[Task goal] Below are some records. Pull every line that contains the word "رکھنا".

[Exercise data]
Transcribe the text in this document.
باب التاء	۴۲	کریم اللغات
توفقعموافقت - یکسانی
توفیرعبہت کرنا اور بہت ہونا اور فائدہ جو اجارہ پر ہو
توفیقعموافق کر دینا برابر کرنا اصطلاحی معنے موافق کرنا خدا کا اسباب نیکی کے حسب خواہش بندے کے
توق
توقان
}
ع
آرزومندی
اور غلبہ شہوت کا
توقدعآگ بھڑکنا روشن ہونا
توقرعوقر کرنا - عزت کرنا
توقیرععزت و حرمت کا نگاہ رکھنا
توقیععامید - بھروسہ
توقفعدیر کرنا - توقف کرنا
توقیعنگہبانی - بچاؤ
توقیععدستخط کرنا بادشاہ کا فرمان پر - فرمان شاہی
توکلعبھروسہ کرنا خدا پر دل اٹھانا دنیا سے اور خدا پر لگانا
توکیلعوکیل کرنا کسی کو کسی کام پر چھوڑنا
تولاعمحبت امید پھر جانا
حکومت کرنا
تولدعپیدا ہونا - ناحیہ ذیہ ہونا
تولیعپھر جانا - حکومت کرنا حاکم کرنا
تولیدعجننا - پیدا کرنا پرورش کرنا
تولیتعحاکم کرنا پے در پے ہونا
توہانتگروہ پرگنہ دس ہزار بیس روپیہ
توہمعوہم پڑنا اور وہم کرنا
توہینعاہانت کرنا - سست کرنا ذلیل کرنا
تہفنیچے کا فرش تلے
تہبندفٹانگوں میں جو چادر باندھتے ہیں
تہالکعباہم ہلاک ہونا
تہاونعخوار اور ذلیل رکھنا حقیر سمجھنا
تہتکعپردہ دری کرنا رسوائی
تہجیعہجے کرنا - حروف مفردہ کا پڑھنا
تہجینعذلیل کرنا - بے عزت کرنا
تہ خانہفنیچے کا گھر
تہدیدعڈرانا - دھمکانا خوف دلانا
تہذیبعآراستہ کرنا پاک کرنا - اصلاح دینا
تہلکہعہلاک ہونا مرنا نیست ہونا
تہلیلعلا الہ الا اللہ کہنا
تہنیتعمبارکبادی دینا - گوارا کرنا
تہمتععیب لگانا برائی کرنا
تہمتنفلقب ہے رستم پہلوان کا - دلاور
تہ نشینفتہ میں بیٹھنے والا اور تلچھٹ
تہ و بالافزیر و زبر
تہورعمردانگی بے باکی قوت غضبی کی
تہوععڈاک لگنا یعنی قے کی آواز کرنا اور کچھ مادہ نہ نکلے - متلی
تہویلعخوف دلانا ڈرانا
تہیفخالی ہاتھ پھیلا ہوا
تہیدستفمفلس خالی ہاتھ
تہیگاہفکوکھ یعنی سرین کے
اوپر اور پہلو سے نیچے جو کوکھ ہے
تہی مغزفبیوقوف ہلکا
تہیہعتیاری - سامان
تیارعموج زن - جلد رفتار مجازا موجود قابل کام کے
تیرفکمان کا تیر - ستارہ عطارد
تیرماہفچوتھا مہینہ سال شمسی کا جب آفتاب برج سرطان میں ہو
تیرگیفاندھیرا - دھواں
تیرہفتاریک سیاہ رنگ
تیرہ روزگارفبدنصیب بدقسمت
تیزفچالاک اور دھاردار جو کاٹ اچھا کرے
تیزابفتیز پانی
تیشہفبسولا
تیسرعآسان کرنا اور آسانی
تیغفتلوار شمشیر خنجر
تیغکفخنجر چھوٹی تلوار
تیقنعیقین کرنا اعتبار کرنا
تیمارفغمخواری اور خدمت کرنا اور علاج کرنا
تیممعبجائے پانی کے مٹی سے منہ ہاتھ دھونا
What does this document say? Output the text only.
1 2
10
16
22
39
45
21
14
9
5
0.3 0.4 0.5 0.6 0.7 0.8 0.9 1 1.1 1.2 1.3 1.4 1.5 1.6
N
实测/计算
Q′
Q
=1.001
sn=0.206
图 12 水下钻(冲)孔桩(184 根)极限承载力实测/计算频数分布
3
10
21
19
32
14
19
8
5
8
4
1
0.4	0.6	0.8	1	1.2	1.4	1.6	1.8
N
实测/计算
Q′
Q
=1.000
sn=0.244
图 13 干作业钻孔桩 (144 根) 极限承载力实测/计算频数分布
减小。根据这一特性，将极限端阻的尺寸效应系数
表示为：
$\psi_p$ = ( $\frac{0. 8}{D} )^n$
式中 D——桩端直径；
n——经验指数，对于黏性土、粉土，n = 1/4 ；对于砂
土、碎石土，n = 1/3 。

[Exercise solution]
توقیرععزت و حرمت کا نگاہ رکھنا
تہاونعخوار اور ذلیل رکھنا حقیر سمجھنا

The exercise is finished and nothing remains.